* start Stored rows *

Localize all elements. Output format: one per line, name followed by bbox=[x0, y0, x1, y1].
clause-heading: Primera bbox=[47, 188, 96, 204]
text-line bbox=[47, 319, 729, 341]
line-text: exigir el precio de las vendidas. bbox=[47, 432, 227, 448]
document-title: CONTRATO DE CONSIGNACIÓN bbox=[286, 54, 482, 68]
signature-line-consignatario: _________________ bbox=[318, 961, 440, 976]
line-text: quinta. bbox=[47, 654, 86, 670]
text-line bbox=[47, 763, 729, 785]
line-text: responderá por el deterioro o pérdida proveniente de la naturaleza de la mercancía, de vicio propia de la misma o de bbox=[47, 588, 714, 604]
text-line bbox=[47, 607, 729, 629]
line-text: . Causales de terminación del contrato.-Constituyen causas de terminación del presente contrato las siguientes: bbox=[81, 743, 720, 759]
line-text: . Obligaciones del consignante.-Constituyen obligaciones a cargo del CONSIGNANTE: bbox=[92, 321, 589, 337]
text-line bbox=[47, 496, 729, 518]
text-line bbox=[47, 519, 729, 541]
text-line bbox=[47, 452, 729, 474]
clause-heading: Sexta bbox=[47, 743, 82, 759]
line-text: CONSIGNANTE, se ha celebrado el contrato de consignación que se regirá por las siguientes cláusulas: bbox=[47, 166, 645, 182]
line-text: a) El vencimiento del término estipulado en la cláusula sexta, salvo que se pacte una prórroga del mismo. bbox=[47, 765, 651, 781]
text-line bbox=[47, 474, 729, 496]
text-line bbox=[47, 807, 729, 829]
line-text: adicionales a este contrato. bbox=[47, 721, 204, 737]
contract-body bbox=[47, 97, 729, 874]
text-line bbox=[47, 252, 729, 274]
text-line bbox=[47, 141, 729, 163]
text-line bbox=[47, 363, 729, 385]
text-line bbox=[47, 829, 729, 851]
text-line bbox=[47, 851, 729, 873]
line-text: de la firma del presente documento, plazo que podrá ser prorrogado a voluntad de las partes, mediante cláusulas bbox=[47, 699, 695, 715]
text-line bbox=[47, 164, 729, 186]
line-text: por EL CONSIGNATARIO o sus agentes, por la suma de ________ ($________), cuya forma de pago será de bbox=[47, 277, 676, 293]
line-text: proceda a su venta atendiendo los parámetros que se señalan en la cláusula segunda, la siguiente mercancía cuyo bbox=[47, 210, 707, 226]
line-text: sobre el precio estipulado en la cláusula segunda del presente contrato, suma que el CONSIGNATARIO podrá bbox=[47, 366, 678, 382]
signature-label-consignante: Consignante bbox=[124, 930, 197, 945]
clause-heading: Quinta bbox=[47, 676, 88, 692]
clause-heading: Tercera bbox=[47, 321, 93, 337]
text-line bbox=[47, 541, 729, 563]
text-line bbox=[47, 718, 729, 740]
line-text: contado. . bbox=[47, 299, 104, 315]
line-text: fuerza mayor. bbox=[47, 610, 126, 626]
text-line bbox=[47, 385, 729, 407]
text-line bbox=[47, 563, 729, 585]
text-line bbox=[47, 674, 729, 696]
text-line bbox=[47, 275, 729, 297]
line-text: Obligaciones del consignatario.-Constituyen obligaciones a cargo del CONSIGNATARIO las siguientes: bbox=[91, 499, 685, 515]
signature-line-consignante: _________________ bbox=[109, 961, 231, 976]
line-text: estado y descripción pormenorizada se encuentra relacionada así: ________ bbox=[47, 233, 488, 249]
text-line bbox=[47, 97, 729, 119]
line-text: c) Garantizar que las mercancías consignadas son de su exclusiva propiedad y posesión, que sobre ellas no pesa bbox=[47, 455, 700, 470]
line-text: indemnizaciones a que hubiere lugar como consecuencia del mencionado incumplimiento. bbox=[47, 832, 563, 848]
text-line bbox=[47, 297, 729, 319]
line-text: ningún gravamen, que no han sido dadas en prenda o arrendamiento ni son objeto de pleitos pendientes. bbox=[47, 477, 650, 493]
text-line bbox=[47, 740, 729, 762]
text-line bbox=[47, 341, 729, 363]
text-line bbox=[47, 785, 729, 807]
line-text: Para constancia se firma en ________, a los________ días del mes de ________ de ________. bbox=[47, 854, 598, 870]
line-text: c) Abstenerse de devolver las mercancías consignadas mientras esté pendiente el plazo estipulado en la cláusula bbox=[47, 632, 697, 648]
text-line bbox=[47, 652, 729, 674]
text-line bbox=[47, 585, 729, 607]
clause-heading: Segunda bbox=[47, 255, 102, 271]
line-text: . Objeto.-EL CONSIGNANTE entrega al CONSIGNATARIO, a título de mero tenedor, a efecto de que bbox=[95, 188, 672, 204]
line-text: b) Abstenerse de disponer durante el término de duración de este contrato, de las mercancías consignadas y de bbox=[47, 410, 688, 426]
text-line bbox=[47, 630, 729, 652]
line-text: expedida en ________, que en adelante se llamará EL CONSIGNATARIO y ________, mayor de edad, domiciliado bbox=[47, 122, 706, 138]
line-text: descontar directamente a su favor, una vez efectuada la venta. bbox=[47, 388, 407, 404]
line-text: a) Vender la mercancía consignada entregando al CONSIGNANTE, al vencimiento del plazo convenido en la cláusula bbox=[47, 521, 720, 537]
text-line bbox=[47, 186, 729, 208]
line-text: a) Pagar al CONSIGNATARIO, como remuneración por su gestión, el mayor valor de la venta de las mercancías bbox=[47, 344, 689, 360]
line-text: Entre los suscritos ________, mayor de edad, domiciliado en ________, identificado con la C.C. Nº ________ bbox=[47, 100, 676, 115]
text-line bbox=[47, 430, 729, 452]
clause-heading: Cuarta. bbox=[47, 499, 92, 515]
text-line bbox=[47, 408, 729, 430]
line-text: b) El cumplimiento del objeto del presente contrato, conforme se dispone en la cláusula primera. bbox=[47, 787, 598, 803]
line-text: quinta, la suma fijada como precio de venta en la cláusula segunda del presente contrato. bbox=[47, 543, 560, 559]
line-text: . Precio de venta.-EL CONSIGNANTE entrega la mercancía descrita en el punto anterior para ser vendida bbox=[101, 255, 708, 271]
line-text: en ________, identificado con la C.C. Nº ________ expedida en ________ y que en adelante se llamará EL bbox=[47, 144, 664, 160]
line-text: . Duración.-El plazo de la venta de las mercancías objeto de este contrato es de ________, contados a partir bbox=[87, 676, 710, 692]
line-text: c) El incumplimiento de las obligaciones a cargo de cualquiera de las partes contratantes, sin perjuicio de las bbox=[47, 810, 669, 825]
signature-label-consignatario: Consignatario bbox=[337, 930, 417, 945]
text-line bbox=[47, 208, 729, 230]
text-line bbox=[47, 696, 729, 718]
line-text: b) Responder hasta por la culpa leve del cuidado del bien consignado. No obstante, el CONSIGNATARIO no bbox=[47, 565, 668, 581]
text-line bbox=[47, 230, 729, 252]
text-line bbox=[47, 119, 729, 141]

* end Stored rows *

Could you copy out every line of the data above, word for word and unchanged?

● Exercise answer
Localize all elements. Output format: one per line, name followed by bbox=[x0, y0, x1, y1].
clause-heading: Primera bbox=[47, 188, 96, 204]
text-line bbox=[47, 319, 729, 341]
line-text: exigir el precio de las vendidas. bbox=[47, 432, 227, 448]
document-title: CONTRATO DE CONSIGNACIÓN bbox=[286, 54, 482, 68]
signature-line-consignatario: _________________ bbox=[318, 961, 440, 976]
line-text: quinta. bbox=[47, 654, 86, 670]
text-line bbox=[47, 763, 729, 785]
line-text: responderá por el deterioro o pérdida proveniente de la naturaleza de la mercancía, de vicio propia de la misma o de bbox=[47, 588, 714, 604]
text-line bbox=[47, 607, 729, 629]
line-text: . Causales de terminación del contrato.-Constituyen causas de terminación del presente contrato las siguientes: bbox=[81, 743, 720, 759]
line-text: . Obligaciones del consignante.-Constituyen obligaciones a cargo del CONSIGNANTE: bbox=[92, 321, 589, 337]
text-line bbox=[47, 496, 729, 518]
text-line bbox=[47, 519, 729, 541]
text-line bbox=[47, 452, 729, 474]
clause-heading: Sexta bbox=[47, 743, 82, 759]
line-text: CONSIGNANTE, se ha celebrado el contrato de consignación que se regirá por las siguientes cláusulas: bbox=[47, 166, 645, 182]
line-text: a) El vencimiento del término estipulado en la cláusula sexta, salvo que se pacte una prórroga del mismo. bbox=[47, 765, 651, 781]
text-line bbox=[47, 474, 729, 496]
text-line bbox=[47, 807, 729, 829]
line-text: adicionales a este contrato. bbox=[47, 721, 204, 737]
contract-body bbox=[47, 97, 729, 874]
text-line bbox=[47, 252, 729, 274]
text-line bbox=[47, 141, 729, 163]
text-line bbox=[47, 363, 729, 385]
text-line bbox=[47, 829, 729, 851]
text-line bbox=[47, 851, 729, 873]
line-text: de la firma del presente documento, plazo que podrá ser prorrogado a voluntad de las partes, mediante cláusulas bbox=[47, 699, 695, 715]
text-line bbox=[47, 164, 729, 186]
line-text: por EL CONSIGNATARIO o sus agentes, por la suma de ________ ($________), cuya forma de pago será de bbox=[47, 277, 676, 293]
line-text: proceda a su venta atendiendo los parámetros que se señalan en la cláusula segunda, la siguiente mercancía cuyo bbox=[47, 210, 707, 226]
line-text: sobre el precio estipulado en la cláusula segunda del presente contrato, suma que el CONSIGNATARIO podrá bbox=[47, 366, 678, 382]
signature-label-consignante: Consignante bbox=[124, 930, 197, 945]
clause-heading: Quinta bbox=[47, 676, 88, 692]
clause-heading: Tercera bbox=[47, 321, 93, 337]
text-line bbox=[47, 541, 729, 563]
text-line bbox=[47, 718, 729, 740]
line-text: contado. . bbox=[47, 299, 104, 315]
line-text: fuerza mayor. bbox=[47, 610, 126, 626]
text-line bbox=[47, 385, 729, 407]
text-line bbox=[47, 563, 729, 585]
text-line bbox=[47, 674, 729, 696]
text-line bbox=[47, 275, 729, 297]
line-text: Obligaciones del consignatario.-Constituyen obligaciones a cargo del CONSIGNATARIO las siguientes: bbox=[91, 499, 685, 515]
signature-line-consignante: _________________ bbox=[109, 961, 231, 976]
line-text: estado y descripción pormenorizada se encuentra relacionada así: ________ bbox=[47, 233, 488, 249]
text-line bbox=[47, 97, 729, 119]
line-text: c) Garantizar que las mercancías consignadas son de su exclusiva propiedad y posesión, que sobre ellas no pesa bbox=[47, 455, 700, 470]
line-text: indemnizaciones a que hubiere lugar como consecuencia del mencionado incumplimiento. bbox=[47, 832, 563, 848]
text-line bbox=[47, 297, 729, 319]
line-text: ningún gravamen, que no han sido dadas en prenda o arrendamiento ni son objeto de pleitos pendientes. bbox=[47, 477, 650, 493]
text-line bbox=[47, 740, 729, 762]
text-line bbox=[47, 341, 729, 363]
text-line bbox=[47, 785, 729, 807]
line-text: Para constancia se firma en ________, a los________ días del mes de ________ de ________. bbox=[47, 854, 598, 870]
line-text: c) Abstenerse de devolver las mercancías consignadas mientras esté pendiente el plazo estipulado en la cláusula bbox=[47, 632, 697, 648]
text-line bbox=[47, 652, 729, 674]
text-line bbox=[47, 585, 729, 607]
clause-heading: Segunda bbox=[47, 255, 102, 271]
line-text: . Objeto.-EL CONSIGNANTE entrega al CONSIGNATARIO, a título de mero tenedor, a efecto de que bbox=[95, 188, 672, 204]
line-text: b) Abstenerse de disponer durante el término de duración de este contrato, de las mercancías consignadas y de bbox=[47, 410, 688, 426]
text-line bbox=[47, 630, 729, 652]
line-text: expedida en ________, que en adelante se llamará EL CONSIGNATARIO y ________, mayor de edad, domiciliado bbox=[47, 122, 706, 138]
line-text: descontar directamente a su favor, una vez efectuada la venta. bbox=[47, 388, 407, 404]
line-text: a) Vender la mercancía consignada entregando al CONSIGNANTE, al vencimiento del plazo convenido en la cláusula bbox=[47, 521, 720, 537]
text-line bbox=[47, 186, 729, 208]
line-text: a) Pagar al CONSIGNATARIO, como remuneración por su gestión, el mayor valor de la venta de las mercancías bbox=[47, 344, 689, 360]
line-text: Entre los suscritos ________, mayor de edad, domiciliado en ________, identificado con la C.C. Nº ________ bbox=[47, 100, 676, 115]
text-line bbox=[47, 430, 729, 452]
clause-heading: Cuarta. bbox=[47, 499, 92, 515]
text-line bbox=[47, 408, 729, 430]
line-text: b) El cumplimiento del objeto del presente contrato, conforme se dispone en la cláusula primera. bbox=[47, 787, 598, 803]
line-text: quinta, la suma fijada como precio de venta en la cláusula segunda del presente contrato. bbox=[47, 543, 560, 559]
line-text: . Precio de venta.-EL CONSIGNANTE entrega la mercancía descrita en el punto anterior para ser vendida bbox=[101, 255, 708, 271]
line-text: en ________, identificado con la C.C. Nº ________ expedida en ________ y que en adelante se llamará EL bbox=[47, 144, 664, 160]
line-text: . Duración.-El plazo de la venta de las mercancías objeto de este contrato es de ________, contados a partir bbox=[87, 676, 710, 692]
line-text: c) El incumplimiento de las obligaciones a cargo de cualquiera de las partes contratantes, sin perjuicio de las bbox=[47, 810, 669, 825]
signature-label-consignatario: Consignatario bbox=[337, 930, 417, 945]
text-line bbox=[47, 208, 729, 230]
text-line bbox=[47, 696, 729, 718]
line-text: b) Responder hasta por la culpa leve del cuidado del bien consignado. No obstante, el CONSIGNATARIO no bbox=[47, 565, 668, 581]
text-line bbox=[47, 230, 729, 252]
text-line bbox=[47, 119, 729, 141]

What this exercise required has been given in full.